[Start Data listing]
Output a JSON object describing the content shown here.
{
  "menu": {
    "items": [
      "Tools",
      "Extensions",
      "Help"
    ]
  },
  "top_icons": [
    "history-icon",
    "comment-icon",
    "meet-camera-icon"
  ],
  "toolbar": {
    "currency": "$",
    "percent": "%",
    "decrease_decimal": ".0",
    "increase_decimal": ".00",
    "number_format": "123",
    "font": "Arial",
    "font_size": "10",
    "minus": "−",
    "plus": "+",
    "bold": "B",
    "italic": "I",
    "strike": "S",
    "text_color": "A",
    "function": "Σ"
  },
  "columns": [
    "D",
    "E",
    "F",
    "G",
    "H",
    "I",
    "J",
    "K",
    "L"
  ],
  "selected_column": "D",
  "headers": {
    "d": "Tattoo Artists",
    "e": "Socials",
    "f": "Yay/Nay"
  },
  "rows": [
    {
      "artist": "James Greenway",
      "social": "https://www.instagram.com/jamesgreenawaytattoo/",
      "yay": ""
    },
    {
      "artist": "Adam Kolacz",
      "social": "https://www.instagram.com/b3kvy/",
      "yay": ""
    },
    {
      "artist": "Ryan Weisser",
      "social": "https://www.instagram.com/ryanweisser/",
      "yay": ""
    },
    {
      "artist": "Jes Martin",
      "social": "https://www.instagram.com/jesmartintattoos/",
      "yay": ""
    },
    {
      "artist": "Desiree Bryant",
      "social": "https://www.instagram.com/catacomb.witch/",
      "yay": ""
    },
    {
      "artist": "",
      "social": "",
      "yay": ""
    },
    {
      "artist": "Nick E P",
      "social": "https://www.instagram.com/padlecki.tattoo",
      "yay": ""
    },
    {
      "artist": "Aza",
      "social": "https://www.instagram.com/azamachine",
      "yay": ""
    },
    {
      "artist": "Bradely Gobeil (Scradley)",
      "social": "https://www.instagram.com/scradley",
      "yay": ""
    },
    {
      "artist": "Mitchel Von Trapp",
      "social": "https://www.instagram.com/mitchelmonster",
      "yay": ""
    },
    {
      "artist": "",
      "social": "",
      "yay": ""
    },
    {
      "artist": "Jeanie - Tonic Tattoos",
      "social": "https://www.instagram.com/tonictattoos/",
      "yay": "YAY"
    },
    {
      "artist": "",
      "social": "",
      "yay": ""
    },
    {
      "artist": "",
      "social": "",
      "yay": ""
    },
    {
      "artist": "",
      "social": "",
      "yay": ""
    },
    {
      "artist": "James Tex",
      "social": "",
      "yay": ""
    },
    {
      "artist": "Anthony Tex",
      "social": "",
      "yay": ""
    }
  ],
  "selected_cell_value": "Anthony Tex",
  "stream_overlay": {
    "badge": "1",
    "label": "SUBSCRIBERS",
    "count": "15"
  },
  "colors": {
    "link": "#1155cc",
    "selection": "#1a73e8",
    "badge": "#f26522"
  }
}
[End Data listing]
= Exercise details =
Check each line of the records above for the word "Anthony", then give the number of lines that have it, with no other words.

= Exercise response =
2